# Aim
Output nothing but the lines from the one with "Parse this screenshot: output" through the one with "Extract the structured", including both. Leave the pictures out of the copy.

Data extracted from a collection

== == ==

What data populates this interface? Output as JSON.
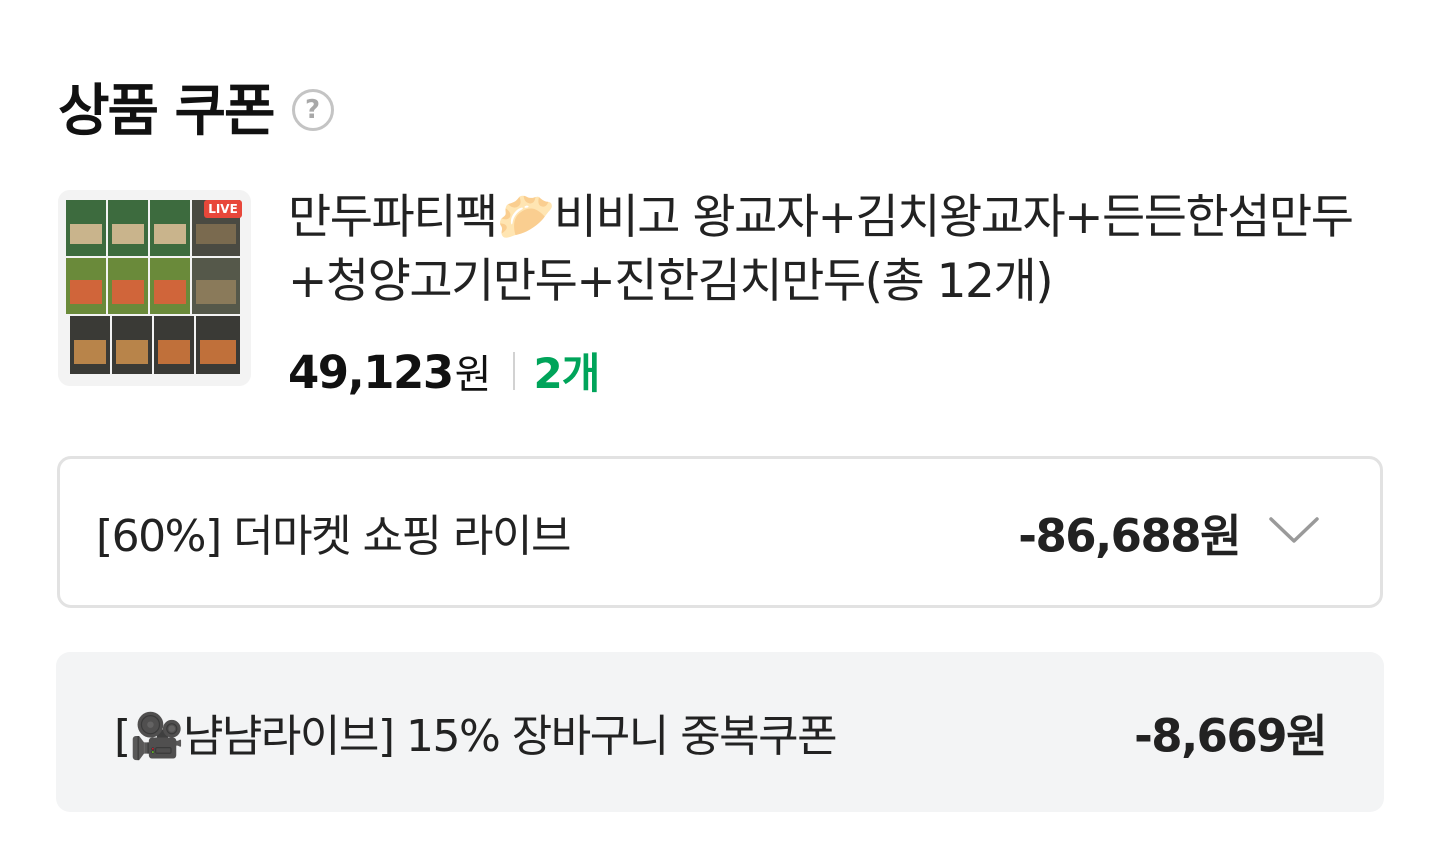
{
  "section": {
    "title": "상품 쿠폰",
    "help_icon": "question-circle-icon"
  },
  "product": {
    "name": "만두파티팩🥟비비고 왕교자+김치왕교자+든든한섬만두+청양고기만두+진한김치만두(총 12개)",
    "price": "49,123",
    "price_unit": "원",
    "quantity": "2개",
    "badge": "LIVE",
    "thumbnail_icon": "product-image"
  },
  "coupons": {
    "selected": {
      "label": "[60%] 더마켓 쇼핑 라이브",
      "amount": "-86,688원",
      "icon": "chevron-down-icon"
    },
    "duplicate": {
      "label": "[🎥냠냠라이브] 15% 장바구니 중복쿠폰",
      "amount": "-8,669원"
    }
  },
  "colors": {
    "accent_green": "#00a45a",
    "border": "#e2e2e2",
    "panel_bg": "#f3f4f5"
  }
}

== == ==

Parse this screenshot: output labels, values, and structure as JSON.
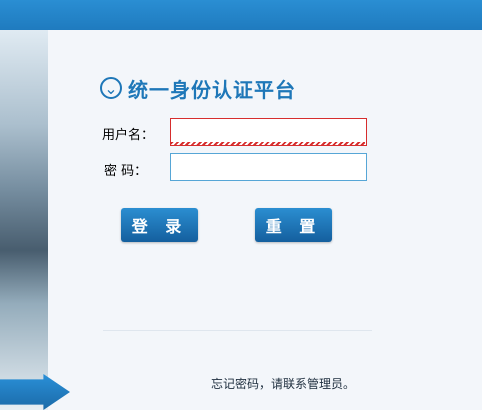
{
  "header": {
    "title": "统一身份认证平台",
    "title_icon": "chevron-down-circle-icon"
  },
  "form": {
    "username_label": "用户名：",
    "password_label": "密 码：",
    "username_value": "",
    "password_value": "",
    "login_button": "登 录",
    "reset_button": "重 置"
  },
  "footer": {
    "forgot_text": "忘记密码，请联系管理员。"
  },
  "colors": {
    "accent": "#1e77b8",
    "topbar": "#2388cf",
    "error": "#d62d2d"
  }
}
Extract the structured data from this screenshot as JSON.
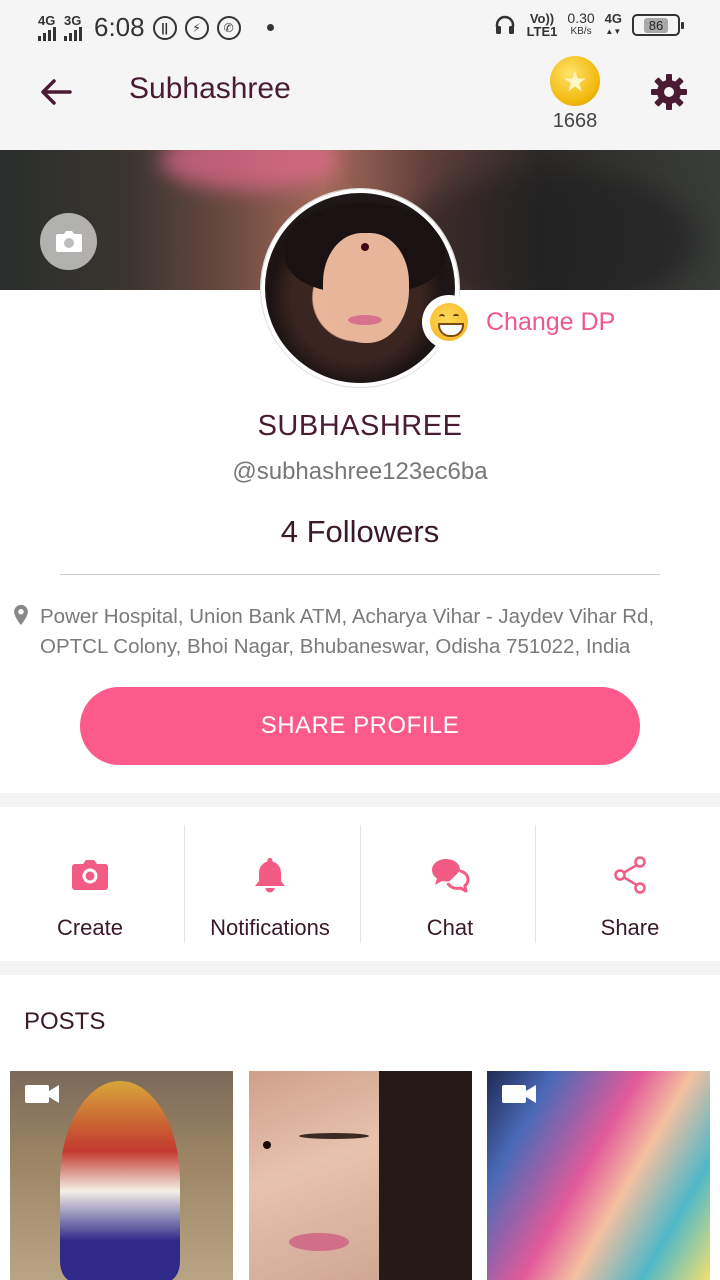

== == ==

# Answer
Parse this screenshot: output labels, values, and structure as JSON.
{
  "header": {
    "title": "统一身份认证平台",
    "title_icon": "chevron-down-circle-icon"
  },
  "form": {
    "username_label": "用户名：",
    "password_label": "密 码：",
    "username_value": "",
    "password_value": "",
    "login_button": "登 录",
    "reset_button": "重 置"
  },
  "footer": {
    "forgot_text": "忘记密码，请联系管理员。"
  },
  "colors": {
    "accent": "#1e77b8",
    "topbar": "#2388cf",
    "error": "#d62d2d"
  }
}
Extract the structured data from this screenshot as JSON.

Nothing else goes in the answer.